• EXERCISE:
Extract the lines of the records from the very first one through the line containing "marker — [162, 329, 172, 339]", both included, and reproduce them verbatim.

Listings of elements and regions
%%

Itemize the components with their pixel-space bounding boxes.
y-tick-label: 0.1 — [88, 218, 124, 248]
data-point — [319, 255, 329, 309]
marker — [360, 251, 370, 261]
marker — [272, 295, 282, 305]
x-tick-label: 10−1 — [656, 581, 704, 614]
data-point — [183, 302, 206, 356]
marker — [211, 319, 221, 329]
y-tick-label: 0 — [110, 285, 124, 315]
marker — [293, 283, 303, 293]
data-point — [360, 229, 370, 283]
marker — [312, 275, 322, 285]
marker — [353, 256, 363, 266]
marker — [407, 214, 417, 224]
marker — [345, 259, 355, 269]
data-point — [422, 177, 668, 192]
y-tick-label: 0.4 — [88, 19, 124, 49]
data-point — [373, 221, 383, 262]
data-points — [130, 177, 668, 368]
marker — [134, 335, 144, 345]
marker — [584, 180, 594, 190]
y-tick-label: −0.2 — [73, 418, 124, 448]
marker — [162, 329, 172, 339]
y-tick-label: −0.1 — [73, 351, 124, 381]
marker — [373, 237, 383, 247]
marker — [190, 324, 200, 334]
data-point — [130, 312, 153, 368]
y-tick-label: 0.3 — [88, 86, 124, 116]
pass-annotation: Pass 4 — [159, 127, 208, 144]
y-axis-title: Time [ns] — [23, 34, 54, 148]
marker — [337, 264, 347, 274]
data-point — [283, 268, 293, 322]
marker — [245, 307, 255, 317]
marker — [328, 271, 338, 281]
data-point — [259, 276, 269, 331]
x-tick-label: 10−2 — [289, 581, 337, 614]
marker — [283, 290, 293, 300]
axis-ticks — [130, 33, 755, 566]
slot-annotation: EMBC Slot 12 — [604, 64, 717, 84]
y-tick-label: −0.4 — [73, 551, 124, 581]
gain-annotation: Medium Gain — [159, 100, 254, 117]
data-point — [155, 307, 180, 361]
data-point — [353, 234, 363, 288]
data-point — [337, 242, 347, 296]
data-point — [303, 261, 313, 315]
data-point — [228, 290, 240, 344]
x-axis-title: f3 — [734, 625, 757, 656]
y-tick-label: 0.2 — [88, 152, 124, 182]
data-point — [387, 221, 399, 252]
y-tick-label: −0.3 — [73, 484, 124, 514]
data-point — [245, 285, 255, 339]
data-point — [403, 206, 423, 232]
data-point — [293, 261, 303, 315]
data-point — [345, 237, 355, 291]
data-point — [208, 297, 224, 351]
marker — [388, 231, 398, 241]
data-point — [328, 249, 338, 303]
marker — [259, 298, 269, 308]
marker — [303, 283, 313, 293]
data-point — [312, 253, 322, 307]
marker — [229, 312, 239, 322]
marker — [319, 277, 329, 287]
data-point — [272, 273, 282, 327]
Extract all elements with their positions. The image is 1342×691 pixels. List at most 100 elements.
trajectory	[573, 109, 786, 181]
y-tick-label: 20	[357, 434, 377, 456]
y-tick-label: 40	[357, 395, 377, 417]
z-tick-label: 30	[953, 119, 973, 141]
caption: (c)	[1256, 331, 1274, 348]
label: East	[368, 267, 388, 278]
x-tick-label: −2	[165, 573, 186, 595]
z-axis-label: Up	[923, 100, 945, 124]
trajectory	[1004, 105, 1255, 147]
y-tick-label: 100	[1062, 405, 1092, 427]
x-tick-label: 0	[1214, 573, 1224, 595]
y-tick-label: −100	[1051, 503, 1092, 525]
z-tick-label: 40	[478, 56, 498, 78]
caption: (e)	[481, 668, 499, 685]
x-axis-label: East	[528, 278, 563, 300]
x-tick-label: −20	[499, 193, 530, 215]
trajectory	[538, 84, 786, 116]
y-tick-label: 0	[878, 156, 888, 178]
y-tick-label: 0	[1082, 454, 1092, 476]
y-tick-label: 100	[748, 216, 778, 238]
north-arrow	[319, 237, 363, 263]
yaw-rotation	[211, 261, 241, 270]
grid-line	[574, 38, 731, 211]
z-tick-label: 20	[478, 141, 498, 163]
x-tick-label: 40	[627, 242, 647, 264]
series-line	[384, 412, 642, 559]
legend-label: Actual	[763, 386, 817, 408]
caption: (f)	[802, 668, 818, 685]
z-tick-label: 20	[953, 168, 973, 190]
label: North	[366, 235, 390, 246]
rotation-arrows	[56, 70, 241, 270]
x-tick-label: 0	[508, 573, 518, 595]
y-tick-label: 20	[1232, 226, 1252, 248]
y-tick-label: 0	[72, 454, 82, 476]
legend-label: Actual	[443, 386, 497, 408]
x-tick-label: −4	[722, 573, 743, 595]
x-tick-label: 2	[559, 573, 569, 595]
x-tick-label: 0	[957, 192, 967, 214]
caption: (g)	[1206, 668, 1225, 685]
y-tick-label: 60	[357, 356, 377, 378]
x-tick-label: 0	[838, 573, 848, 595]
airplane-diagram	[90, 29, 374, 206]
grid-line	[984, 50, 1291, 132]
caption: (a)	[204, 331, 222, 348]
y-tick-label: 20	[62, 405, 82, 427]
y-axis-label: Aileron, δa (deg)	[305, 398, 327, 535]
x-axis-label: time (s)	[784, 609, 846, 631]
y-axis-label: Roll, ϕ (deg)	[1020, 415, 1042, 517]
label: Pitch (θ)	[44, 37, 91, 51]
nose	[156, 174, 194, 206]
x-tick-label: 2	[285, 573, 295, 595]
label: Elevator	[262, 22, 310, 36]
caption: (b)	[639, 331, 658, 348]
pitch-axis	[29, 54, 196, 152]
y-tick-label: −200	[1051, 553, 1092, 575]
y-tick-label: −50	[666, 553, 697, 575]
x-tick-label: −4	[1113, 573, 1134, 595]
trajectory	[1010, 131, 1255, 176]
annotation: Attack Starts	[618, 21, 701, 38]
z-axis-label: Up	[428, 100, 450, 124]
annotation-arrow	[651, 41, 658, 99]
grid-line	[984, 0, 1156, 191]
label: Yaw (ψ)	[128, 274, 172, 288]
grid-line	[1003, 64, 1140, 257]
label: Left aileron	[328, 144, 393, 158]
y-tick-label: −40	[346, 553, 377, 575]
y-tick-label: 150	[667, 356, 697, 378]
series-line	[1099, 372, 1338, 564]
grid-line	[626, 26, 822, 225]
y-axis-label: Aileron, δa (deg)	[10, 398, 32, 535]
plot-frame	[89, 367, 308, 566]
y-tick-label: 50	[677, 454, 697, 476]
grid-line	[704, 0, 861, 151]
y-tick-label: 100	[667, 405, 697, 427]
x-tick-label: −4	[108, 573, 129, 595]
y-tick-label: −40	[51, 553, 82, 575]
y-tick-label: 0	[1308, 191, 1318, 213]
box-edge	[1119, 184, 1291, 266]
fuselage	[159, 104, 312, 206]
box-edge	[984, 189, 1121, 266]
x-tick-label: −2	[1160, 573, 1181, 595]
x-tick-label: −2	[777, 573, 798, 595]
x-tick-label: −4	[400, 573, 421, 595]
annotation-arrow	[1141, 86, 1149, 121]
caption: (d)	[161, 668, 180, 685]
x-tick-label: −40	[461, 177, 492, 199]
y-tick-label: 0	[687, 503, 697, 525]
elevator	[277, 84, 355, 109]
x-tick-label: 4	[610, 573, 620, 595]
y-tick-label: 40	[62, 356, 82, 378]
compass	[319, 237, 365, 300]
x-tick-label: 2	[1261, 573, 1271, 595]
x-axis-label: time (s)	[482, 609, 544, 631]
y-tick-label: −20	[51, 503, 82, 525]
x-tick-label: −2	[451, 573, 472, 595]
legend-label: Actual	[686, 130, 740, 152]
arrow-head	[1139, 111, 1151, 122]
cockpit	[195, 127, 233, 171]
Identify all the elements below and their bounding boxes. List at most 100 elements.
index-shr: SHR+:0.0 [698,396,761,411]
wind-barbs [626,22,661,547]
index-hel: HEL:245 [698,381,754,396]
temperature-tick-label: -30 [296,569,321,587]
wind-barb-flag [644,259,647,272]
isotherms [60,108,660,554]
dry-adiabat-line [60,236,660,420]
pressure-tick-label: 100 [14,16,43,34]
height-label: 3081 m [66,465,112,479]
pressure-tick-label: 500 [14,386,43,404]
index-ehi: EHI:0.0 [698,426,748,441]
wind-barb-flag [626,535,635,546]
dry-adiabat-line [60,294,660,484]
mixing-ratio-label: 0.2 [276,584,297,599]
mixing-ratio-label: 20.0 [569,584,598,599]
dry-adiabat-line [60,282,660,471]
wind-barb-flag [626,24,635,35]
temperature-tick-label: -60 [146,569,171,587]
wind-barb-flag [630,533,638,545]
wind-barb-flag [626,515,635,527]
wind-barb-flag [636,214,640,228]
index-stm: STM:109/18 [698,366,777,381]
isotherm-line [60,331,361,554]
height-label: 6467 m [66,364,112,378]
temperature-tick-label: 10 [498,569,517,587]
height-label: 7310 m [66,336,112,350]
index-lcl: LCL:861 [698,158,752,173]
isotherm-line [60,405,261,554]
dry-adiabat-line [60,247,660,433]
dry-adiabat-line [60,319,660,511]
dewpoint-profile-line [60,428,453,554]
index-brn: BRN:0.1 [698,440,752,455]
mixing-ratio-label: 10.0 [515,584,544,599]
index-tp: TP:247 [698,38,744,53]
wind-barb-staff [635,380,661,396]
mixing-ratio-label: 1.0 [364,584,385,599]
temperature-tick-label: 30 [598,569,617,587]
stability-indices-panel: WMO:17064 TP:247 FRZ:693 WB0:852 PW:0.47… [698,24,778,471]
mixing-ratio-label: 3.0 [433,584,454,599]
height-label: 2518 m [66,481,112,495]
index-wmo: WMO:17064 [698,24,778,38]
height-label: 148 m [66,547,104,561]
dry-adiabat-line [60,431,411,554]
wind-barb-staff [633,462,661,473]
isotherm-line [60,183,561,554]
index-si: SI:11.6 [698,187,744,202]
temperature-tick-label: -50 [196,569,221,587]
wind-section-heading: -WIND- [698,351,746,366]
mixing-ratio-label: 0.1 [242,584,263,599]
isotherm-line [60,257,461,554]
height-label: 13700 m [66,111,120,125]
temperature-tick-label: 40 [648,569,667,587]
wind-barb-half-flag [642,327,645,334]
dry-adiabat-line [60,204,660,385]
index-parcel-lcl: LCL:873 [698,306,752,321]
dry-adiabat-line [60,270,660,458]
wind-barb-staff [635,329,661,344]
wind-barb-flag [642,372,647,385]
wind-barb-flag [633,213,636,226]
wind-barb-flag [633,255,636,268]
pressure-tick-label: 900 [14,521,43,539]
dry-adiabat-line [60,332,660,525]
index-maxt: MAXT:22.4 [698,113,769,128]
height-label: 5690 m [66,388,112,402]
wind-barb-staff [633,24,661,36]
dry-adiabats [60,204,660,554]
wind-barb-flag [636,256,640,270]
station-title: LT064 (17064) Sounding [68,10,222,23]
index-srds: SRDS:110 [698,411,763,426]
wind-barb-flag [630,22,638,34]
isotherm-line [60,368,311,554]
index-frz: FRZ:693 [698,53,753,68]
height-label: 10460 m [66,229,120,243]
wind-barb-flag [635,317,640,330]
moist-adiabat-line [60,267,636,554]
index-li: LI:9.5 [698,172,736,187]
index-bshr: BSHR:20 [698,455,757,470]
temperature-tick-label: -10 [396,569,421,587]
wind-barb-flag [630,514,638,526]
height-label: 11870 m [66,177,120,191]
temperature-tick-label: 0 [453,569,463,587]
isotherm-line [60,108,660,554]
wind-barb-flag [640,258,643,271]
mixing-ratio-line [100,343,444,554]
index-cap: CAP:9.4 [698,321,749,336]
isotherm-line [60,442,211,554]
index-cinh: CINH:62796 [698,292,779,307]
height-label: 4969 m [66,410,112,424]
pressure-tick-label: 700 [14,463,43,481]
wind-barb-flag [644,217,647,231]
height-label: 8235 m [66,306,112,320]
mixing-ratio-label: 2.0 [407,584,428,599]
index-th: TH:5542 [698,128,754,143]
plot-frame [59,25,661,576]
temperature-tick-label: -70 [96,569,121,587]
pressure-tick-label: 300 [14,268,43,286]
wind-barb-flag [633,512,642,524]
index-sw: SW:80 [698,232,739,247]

%%

• FINAL ANSWER:
Itemize the components with their pixel-space bounding boxes.
y-tick-label: 0.1 — [88, 218, 124, 248]
data-point — [319, 255, 329, 309]
marker — [360, 251, 370, 261]
marker — [272, 295, 282, 305]
x-tick-label: 10−1 — [656, 581, 704, 614]
data-point — [183, 302, 206, 356]
marker — [211, 319, 221, 329]
y-tick-label: 0 — [110, 285, 124, 315]
marker — [293, 283, 303, 293]
data-point — [360, 229, 370, 283]
marker — [312, 275, 322, 285]
marker — [353, 256, 363, 266]
marker — [407, 214, 417, 224]
marker — [345, 259, 355, 269]
data-point — [422, 177, 668, 192]
y-tick-label: 0.4 — [88, 19, 124, 49]
data-point — [373, 221, 383, 262]
data-points — [130, 177, 668, 368]
marker — [134, 335, 144, 345]
marker — [584, 180, 594, 190]
y-tick-label: −0.2 — [73, 418, 124, 448]
marker — [162, 329, 172, 339]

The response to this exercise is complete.